__Task requirements__:
Below are the records. Gather each line that holds "коэффициента".

__Given information__:
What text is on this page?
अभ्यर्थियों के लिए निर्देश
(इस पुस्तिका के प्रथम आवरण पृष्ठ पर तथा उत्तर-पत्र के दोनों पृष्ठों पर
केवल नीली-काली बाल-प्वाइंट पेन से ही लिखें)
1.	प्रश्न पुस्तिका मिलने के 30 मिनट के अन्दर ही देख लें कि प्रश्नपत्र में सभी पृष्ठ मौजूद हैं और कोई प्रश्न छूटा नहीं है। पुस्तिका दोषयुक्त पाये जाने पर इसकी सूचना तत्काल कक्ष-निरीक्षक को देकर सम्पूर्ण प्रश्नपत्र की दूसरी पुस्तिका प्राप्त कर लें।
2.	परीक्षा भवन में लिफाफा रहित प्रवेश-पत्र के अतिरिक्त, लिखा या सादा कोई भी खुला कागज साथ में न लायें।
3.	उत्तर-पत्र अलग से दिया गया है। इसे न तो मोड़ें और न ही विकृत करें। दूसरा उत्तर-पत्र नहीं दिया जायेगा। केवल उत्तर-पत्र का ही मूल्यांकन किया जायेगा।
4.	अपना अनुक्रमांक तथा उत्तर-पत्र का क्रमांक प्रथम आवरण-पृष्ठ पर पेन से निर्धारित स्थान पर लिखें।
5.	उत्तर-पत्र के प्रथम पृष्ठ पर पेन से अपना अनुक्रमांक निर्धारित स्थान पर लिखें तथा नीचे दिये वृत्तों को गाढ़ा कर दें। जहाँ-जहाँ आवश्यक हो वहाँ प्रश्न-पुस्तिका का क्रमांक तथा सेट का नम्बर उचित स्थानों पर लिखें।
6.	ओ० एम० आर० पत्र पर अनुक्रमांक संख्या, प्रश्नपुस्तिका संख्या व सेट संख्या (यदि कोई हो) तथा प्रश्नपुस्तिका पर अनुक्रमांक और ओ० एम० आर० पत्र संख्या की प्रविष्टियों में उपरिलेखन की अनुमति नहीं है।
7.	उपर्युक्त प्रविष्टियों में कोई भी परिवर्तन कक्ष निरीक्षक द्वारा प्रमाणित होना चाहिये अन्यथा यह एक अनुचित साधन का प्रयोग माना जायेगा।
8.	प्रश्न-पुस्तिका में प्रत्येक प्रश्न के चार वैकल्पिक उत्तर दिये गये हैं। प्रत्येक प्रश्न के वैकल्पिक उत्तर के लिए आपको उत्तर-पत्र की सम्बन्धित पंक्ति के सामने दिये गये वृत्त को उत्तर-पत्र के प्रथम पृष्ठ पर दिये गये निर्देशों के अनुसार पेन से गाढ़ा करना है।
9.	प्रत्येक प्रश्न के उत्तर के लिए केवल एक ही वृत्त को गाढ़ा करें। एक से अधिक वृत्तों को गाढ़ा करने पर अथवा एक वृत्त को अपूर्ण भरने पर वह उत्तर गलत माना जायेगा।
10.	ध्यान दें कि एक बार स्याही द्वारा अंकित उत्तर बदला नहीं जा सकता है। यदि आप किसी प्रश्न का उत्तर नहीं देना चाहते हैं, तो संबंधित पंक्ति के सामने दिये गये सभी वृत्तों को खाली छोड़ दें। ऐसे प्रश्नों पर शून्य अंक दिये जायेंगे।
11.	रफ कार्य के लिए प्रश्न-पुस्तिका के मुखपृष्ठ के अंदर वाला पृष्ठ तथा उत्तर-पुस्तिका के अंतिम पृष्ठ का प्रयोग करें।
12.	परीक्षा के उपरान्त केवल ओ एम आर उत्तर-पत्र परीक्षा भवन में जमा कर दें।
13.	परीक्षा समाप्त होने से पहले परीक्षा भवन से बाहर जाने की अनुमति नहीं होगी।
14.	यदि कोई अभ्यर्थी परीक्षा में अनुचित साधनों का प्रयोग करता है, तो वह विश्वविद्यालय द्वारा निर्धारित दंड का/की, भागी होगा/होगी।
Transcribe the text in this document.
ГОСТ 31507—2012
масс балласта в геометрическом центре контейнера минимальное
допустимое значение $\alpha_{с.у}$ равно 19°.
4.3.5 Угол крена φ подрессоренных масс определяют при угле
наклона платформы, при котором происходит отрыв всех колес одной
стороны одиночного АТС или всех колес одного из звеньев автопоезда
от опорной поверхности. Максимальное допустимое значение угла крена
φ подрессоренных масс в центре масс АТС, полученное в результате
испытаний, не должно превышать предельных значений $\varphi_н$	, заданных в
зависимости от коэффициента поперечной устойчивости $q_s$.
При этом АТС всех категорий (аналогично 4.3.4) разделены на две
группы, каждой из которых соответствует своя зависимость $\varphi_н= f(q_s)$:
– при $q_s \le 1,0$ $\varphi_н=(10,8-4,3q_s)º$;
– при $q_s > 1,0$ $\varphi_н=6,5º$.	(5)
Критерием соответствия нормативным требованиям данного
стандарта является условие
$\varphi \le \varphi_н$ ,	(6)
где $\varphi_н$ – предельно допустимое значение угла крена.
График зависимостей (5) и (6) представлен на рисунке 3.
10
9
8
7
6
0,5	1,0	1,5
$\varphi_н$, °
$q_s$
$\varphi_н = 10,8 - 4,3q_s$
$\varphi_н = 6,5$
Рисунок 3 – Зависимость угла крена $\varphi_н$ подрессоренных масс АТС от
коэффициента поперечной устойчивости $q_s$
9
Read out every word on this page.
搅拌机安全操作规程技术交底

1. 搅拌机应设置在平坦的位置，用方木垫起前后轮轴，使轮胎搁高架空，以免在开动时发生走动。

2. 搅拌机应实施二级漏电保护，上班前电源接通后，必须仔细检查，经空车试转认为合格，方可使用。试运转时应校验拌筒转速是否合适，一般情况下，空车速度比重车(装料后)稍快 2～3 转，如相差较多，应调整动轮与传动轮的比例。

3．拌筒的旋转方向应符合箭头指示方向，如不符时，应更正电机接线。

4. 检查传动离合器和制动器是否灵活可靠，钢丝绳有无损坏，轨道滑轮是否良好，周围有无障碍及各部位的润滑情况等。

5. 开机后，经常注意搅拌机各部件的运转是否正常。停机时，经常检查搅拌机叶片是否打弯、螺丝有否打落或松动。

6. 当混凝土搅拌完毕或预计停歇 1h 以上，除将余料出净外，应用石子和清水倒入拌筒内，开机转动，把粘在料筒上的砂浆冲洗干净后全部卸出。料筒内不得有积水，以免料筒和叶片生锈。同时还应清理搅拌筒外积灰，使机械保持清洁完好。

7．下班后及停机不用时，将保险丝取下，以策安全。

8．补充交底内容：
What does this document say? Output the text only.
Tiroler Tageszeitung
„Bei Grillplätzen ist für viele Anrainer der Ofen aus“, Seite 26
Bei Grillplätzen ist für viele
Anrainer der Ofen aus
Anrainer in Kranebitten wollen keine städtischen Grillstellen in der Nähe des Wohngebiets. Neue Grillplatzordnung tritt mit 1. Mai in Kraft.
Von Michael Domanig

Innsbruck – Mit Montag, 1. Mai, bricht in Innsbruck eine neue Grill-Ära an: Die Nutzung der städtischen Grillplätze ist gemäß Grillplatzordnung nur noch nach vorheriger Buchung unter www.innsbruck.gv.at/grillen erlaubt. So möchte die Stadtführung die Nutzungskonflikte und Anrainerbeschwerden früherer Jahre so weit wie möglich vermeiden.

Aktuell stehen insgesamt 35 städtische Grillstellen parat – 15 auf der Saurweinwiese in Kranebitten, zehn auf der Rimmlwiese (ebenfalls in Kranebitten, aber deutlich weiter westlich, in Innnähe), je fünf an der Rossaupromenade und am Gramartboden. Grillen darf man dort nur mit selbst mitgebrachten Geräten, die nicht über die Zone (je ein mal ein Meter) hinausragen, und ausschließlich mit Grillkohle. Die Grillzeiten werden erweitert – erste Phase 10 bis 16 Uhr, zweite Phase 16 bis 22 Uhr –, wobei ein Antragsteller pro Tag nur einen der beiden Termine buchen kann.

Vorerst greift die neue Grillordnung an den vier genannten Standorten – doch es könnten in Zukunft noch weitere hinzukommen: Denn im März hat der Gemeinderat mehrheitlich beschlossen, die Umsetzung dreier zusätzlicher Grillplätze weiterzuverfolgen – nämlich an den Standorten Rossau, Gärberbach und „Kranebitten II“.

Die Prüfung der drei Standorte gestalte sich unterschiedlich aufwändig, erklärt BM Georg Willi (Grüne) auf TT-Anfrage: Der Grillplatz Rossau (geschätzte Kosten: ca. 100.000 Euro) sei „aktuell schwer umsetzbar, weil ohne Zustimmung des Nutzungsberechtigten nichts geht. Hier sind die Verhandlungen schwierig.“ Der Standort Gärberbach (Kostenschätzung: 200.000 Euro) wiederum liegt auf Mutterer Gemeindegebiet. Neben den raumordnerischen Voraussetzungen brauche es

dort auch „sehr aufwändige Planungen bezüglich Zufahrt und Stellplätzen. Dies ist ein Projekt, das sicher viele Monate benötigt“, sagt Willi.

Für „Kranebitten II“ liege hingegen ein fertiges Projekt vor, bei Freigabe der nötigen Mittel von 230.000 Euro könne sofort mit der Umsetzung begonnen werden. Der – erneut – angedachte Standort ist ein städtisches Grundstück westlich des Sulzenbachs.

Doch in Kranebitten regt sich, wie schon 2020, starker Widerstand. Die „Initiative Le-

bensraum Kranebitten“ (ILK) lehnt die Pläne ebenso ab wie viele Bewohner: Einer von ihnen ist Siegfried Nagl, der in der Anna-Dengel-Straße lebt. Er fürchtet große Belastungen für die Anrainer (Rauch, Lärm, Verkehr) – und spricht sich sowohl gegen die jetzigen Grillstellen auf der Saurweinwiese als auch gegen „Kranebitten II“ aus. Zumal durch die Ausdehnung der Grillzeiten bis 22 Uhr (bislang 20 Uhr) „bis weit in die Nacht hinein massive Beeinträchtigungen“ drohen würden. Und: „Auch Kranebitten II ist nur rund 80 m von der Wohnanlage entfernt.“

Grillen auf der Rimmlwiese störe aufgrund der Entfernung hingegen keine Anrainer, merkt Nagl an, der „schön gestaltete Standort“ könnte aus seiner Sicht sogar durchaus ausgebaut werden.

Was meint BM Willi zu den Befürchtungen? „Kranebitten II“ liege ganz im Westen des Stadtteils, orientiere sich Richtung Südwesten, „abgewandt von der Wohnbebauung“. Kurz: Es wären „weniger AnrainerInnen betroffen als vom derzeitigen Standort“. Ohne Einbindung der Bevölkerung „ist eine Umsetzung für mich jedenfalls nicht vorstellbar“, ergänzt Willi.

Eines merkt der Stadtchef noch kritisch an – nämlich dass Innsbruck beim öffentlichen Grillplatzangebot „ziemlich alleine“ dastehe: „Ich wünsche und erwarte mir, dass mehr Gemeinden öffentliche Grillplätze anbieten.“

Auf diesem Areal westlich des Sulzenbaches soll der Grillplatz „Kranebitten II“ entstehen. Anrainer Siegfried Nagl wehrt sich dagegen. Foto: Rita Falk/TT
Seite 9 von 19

__Task output__:
зависимости от коэффициента поперечной устойчивости $q_s$.
коэффициента поперечной устойчивости $q_s$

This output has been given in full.